◆ **Data for this exercise**:

########

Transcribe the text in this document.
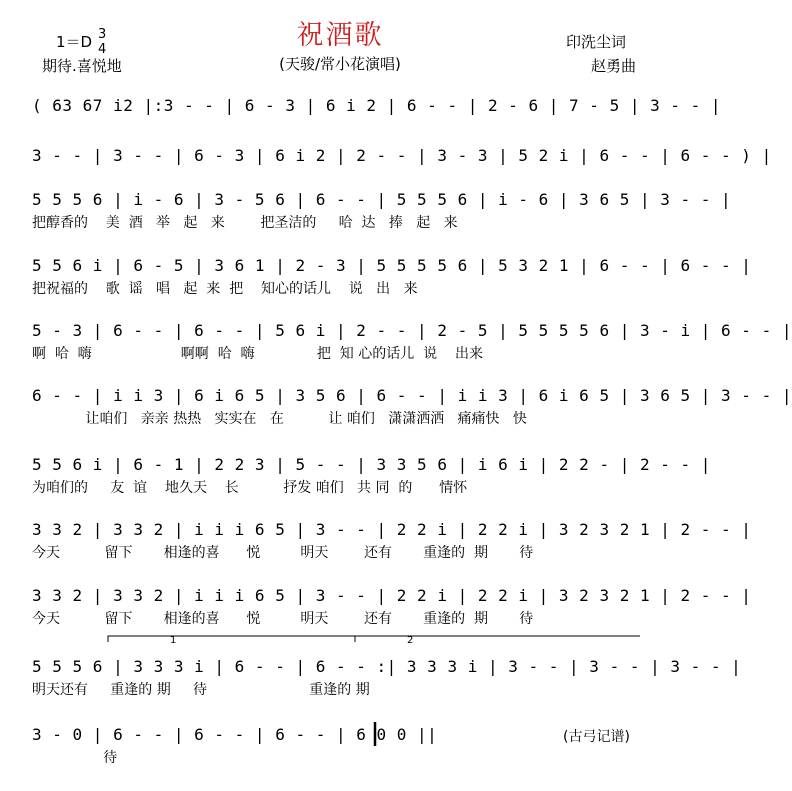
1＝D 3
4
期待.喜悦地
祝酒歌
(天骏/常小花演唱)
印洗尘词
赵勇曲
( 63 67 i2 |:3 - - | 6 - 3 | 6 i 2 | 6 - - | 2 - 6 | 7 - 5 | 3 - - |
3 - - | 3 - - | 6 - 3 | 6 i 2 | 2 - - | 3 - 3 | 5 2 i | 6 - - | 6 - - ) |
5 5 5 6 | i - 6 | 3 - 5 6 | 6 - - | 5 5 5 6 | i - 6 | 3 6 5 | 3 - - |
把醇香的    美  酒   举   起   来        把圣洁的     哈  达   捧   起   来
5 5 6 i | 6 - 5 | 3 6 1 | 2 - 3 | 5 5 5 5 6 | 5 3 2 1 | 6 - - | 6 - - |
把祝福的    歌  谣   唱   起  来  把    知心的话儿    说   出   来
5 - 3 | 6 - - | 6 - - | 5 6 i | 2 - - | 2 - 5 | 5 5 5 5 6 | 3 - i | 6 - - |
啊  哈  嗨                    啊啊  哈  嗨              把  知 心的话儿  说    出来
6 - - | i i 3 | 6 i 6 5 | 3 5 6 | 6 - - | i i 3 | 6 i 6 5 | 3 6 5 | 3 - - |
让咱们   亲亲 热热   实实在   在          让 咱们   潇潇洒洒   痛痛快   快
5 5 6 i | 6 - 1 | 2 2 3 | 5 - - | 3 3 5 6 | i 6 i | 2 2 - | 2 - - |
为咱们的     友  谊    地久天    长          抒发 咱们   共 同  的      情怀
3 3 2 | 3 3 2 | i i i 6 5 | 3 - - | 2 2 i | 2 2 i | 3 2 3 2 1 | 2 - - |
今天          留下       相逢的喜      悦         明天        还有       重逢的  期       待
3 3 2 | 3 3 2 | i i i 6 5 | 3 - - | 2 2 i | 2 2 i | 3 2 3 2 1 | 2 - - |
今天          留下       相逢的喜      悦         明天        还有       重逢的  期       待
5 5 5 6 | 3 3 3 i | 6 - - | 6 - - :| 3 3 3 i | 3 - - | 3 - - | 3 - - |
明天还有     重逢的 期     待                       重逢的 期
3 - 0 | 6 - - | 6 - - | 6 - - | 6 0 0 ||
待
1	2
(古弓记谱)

########

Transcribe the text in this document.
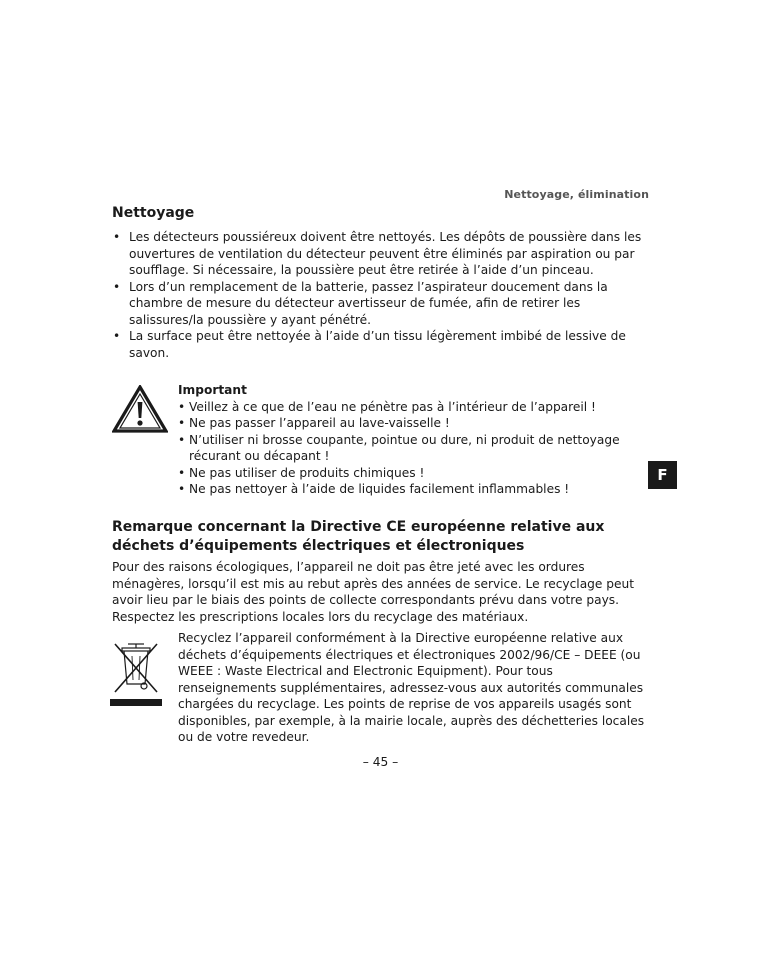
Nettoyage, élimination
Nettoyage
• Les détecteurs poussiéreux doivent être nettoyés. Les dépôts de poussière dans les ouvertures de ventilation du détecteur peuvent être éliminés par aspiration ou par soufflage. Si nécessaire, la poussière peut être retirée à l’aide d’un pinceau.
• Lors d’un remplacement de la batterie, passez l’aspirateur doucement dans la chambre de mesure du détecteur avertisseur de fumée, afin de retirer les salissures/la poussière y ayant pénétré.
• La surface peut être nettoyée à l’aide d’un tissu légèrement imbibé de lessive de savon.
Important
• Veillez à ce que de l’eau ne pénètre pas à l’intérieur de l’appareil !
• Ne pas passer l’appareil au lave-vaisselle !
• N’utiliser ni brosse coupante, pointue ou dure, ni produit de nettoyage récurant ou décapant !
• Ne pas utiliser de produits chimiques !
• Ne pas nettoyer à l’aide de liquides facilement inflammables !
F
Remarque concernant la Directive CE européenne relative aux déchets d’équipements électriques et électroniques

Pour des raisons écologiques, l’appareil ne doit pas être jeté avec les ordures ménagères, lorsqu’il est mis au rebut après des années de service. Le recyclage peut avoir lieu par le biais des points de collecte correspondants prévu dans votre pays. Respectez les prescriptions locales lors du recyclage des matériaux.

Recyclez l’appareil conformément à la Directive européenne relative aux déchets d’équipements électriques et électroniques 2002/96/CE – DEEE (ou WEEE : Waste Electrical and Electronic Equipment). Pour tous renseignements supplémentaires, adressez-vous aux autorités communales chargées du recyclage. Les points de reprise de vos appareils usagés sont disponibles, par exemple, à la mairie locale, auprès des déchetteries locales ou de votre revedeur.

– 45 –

########

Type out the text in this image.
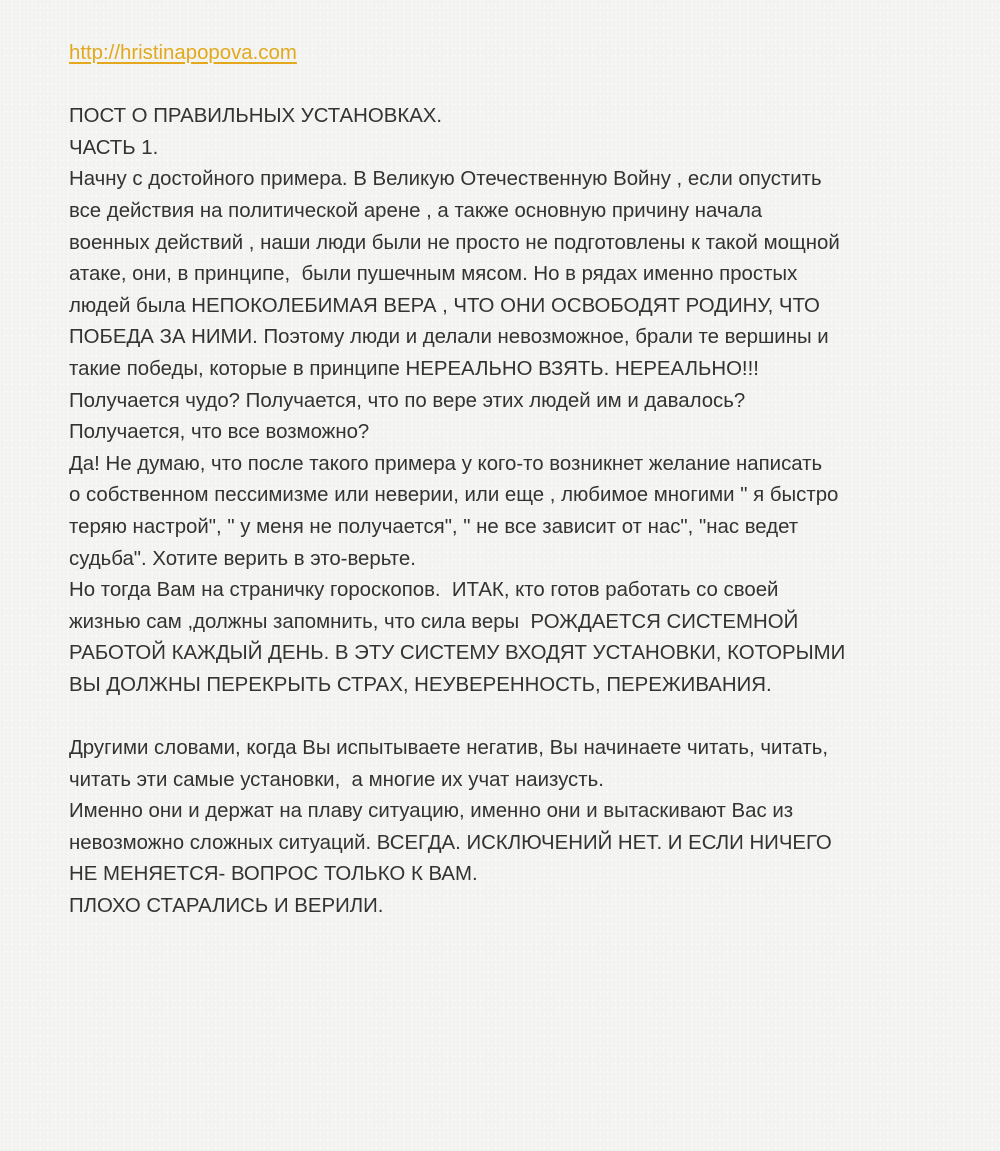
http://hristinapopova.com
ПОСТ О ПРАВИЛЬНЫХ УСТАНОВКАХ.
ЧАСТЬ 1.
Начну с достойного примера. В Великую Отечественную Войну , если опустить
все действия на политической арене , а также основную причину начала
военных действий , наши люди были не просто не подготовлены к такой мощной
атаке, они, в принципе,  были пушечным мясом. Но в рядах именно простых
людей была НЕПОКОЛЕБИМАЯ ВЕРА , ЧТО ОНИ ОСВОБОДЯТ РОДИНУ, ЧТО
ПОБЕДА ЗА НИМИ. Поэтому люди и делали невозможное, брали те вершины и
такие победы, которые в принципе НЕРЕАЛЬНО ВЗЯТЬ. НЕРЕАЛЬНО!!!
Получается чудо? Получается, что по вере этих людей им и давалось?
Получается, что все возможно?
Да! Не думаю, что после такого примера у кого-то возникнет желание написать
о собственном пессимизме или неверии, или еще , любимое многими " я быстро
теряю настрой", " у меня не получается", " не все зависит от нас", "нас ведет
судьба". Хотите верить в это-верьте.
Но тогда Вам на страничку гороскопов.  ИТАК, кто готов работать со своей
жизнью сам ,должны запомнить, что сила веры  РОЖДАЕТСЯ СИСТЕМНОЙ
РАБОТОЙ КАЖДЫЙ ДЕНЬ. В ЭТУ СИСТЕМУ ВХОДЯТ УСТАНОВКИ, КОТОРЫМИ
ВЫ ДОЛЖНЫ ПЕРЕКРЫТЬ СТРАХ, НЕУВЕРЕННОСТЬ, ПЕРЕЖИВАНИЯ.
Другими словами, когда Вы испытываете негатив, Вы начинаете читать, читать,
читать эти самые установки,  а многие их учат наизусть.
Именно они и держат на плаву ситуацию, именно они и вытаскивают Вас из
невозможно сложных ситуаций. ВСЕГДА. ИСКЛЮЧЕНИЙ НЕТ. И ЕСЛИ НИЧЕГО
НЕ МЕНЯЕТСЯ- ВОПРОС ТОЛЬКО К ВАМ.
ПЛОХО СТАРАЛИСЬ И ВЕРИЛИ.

########

◆ **Work to be completed**: Extract every line of the records above that contains the word "именно".

◆ **Result for this task**:
атаке, они, в принципе,  были пушечным мясом. Но в рядах именно простых
Именно они и держат на плаву ситуацию, именно они и вытаскивают Вас из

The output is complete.